# Start of Provided entries

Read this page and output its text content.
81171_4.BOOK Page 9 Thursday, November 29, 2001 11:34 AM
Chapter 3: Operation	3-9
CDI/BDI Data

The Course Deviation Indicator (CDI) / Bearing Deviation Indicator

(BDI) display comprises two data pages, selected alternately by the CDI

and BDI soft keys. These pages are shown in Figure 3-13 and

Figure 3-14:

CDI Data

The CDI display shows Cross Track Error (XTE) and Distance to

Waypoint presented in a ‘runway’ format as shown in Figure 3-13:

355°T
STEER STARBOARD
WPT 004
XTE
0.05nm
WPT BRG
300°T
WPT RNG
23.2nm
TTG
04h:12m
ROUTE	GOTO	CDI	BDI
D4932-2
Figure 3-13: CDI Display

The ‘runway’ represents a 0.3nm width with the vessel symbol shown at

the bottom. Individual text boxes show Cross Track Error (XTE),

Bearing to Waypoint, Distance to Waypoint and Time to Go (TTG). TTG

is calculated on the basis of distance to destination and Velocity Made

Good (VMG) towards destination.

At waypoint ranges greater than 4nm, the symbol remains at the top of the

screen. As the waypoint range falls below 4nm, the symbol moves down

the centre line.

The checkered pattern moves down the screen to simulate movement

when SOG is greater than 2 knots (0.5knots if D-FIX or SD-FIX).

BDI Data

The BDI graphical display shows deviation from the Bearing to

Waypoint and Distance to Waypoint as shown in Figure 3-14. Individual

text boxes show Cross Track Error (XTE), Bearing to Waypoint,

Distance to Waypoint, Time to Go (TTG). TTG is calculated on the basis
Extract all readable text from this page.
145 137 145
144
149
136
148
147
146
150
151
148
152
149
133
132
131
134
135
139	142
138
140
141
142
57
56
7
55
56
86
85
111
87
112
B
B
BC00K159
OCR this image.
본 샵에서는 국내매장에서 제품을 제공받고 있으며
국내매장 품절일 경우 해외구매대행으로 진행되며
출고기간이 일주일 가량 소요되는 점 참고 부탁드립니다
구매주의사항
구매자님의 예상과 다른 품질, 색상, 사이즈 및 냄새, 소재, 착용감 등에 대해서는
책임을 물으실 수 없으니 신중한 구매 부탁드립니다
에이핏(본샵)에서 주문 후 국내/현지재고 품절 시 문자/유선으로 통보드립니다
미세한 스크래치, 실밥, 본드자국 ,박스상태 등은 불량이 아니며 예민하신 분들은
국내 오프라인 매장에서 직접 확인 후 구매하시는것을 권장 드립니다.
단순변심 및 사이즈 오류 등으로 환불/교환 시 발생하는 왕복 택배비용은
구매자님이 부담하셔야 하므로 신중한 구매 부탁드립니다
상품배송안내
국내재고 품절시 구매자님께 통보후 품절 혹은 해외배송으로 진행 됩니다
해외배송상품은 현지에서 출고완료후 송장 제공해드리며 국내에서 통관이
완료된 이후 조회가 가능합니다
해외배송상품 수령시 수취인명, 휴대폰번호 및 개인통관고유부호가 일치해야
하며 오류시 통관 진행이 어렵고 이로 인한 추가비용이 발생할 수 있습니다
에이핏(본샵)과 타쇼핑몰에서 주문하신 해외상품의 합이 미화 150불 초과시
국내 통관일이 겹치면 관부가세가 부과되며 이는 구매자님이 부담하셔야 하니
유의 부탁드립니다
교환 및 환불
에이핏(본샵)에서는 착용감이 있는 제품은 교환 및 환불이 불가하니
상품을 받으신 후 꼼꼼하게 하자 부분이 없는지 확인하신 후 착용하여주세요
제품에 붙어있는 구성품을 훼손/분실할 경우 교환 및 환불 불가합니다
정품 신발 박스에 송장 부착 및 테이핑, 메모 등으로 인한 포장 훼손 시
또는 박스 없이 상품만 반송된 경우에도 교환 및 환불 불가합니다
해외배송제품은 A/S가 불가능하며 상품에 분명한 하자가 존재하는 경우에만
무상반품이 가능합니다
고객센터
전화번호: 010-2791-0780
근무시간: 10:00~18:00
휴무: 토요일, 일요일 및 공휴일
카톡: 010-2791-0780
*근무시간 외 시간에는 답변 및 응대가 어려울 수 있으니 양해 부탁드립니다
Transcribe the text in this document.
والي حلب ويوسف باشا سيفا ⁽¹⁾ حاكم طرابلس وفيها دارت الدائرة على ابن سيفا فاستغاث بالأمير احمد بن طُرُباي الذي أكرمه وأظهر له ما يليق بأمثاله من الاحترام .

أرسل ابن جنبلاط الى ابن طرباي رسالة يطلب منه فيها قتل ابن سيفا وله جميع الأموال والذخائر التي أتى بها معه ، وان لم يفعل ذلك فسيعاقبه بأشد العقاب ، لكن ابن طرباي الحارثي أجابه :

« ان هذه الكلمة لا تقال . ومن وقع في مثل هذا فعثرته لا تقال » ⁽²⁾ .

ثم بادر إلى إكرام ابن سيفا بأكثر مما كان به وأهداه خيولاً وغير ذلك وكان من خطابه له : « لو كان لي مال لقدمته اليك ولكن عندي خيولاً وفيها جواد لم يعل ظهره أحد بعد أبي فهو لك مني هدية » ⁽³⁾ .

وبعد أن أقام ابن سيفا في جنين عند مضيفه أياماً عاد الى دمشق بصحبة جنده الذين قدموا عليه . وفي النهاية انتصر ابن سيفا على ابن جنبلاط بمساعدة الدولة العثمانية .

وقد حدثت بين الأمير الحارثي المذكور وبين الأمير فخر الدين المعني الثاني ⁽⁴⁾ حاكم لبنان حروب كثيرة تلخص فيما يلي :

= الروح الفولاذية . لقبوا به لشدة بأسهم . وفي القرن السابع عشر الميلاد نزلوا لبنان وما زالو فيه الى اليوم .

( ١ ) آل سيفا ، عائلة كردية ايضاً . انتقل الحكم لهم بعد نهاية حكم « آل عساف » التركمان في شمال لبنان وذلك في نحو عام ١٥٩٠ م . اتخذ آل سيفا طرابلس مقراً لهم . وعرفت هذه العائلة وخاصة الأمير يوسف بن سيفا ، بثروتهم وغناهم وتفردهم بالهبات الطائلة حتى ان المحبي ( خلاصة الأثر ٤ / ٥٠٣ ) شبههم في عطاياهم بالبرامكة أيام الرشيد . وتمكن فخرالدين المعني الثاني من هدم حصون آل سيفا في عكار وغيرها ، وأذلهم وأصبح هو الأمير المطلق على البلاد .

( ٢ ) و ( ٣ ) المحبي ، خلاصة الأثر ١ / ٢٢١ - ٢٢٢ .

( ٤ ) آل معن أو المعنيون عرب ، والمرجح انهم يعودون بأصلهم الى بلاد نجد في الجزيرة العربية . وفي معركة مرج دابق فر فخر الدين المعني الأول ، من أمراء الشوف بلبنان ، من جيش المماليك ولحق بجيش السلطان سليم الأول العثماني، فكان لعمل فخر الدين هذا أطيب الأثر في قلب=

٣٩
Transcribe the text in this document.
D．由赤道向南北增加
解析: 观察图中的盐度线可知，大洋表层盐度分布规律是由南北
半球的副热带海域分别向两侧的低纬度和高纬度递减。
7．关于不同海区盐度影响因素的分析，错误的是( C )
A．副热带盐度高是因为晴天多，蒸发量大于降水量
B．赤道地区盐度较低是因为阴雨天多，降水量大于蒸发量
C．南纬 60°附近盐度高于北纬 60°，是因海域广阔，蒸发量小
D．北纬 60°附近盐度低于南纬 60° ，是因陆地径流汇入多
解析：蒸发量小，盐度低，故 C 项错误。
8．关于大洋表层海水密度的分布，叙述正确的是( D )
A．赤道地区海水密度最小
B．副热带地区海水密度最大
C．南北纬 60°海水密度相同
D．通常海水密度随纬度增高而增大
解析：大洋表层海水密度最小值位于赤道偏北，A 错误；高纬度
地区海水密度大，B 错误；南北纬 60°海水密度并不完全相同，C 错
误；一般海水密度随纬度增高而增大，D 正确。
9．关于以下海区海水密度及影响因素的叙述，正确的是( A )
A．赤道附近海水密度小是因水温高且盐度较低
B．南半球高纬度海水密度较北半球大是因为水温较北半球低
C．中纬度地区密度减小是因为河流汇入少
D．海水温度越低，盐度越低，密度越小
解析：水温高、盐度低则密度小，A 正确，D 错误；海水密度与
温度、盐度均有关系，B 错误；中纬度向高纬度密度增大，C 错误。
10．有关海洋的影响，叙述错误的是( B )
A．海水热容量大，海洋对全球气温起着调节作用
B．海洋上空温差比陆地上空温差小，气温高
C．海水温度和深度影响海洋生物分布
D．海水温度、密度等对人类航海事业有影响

# End of Provided entries

For this exercise, gather every line of the data that contains the word "shows".

The CDI display shows Cross Track Error (XTE) and Distance to
The BDI graphical display shows deviation from the Bearing to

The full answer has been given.